TASK INSTRUCTIONS
Copy all the material below, exactly as it stands.
[start DATA SECTION]
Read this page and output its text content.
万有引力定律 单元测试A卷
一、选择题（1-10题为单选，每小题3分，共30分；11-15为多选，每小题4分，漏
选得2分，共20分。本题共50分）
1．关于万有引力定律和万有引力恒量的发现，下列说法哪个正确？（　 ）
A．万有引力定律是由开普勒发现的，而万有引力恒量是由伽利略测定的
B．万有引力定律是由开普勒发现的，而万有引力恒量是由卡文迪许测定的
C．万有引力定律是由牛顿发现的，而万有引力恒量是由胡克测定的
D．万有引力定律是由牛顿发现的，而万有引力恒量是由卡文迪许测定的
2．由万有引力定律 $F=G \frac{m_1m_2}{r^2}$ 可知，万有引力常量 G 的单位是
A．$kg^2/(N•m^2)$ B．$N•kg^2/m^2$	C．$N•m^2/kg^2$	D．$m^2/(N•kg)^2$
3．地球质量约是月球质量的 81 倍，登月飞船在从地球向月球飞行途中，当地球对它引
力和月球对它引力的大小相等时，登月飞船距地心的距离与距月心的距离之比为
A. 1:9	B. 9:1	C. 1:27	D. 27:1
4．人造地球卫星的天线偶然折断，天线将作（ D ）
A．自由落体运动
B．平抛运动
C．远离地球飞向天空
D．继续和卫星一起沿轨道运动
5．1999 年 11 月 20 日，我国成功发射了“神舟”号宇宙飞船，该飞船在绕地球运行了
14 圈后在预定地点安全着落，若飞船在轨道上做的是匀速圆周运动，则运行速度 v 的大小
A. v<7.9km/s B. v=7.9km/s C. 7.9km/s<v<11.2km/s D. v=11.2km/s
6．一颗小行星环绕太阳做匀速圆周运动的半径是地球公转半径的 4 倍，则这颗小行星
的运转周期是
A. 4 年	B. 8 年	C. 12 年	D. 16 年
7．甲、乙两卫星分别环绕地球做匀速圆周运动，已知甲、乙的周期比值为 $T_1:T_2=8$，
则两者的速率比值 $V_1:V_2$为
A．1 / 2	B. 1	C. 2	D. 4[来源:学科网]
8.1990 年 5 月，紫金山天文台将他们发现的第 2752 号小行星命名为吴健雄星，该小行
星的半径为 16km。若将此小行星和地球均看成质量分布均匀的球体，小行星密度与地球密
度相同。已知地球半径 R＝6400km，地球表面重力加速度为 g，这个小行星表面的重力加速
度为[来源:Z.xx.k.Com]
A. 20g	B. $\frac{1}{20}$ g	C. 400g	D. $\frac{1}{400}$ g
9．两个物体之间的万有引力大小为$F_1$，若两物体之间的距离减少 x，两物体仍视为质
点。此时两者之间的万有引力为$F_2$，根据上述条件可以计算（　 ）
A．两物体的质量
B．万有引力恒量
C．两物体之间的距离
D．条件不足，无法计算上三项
[end DATA SECTION]
EXERCISE OUTPUT
Read this page and output its text content.
万有引力定律 单元测试A卷
一、选择题（1-10题为单选，每小题3分，共30分；11-15为多选，每小题4分，漏
选得2分，共20分。本题共50分）
1．关于万有引力定律和万有引力恒量的发现，下列说法哪个正确？（　 ）
A．万有引力定律是由开普勒发现的，而万有引力恒量是由伽利略测定的
B．万有引力定律是由开普勒发现的，而万有引力恒量是由卡文迪许测定的
C．万有引力定律是由牛顿发现的，而万有引力恒量是由胡克测定的
D．万有引力定律是由牛顿发现的，而万有引力恒量是由卡文迪许测定的
2．由万有引力定律 $F=G \frac{m_1m_2}{r^2}$ 可知，万有引力常量 G 的单位是
A．$kg^2/(N•m^2)$ B．$N•kg^2/m^2$	C．$N•m^2/kg^2$	D．$m^2/(N•kg)^2$
3．地球质量约是月球质量的 81 倍，登月飞船在从地球向月球飞行途中，当地球对它引
力和月球对它引力的大小相等时，登月飞船距地心的距离与距月心的距离之比为
A. 1:9	B. 9:1	C. 1:27	D. 27:1
4．人造地球卫星的天线偶然折断，天线将作（ D ）
A．自由落体运动
B．平抛运动
C．远离地球飞向天空
D．继续和卫星一起沿轨道运动
5．1999 年 11 月 20 日，我国成功发射了“神舟”号宇宙飞船，该飞船在绕地球运行了
14 圈后在预定地点安全着落，若飞船在轨道上做的是匀速圆周运动，则运行速度 v 的大小
A. v<7.9km/s B. v=7.9km/s C. 7.9km/s<v<11.2km/s D. v=11.2km/s
6．一颗小行星环绕太阳做匀速圆周运动的半径是地球公转半径的 4 倍，则这颗小行星
的运转周期是
A. 4 年	B. 8 年	C. 12 年	D. 16 年
7．甲、乙两卫星分别环绕地球做匀速圆周运动，已知甲、乙的周期比值为 $T_1:T_2=8$，
则两者的速率比值 $V_1:V_2$为
A．1 / 2	B. 1	C. 2	D. 4[来源:学科网]
8.1990 年 5 月，紫金山天文台将他们发现的第 2752 号小行星命名为吴健雄星，该小行
星的半径为 16km。若将此小行星和地球均看成质量分布均匀的球体，小行星密度与地球密
度相同。已知地球半径 R＝6400km，地球表面重力加速度为 g，这个小行星表面的重力加速
度为[来源:Z.xx.k.Com]
A. 20g	B. $\frac{1}{20}$ g	C. 400g	D. $\frac{1}{400}$ g
9．两个物体之间的万有引力大小为$F_1$，若两物体之间的距离减少 x，两物体仍视为质
点。此时两者之间的万有引力为$F_2$，根据上述条件可以计算（　 ）
A．两物体的质量
B．万有引力恒量
C．两物体之间的距离
D．条件不足，无法计算上三项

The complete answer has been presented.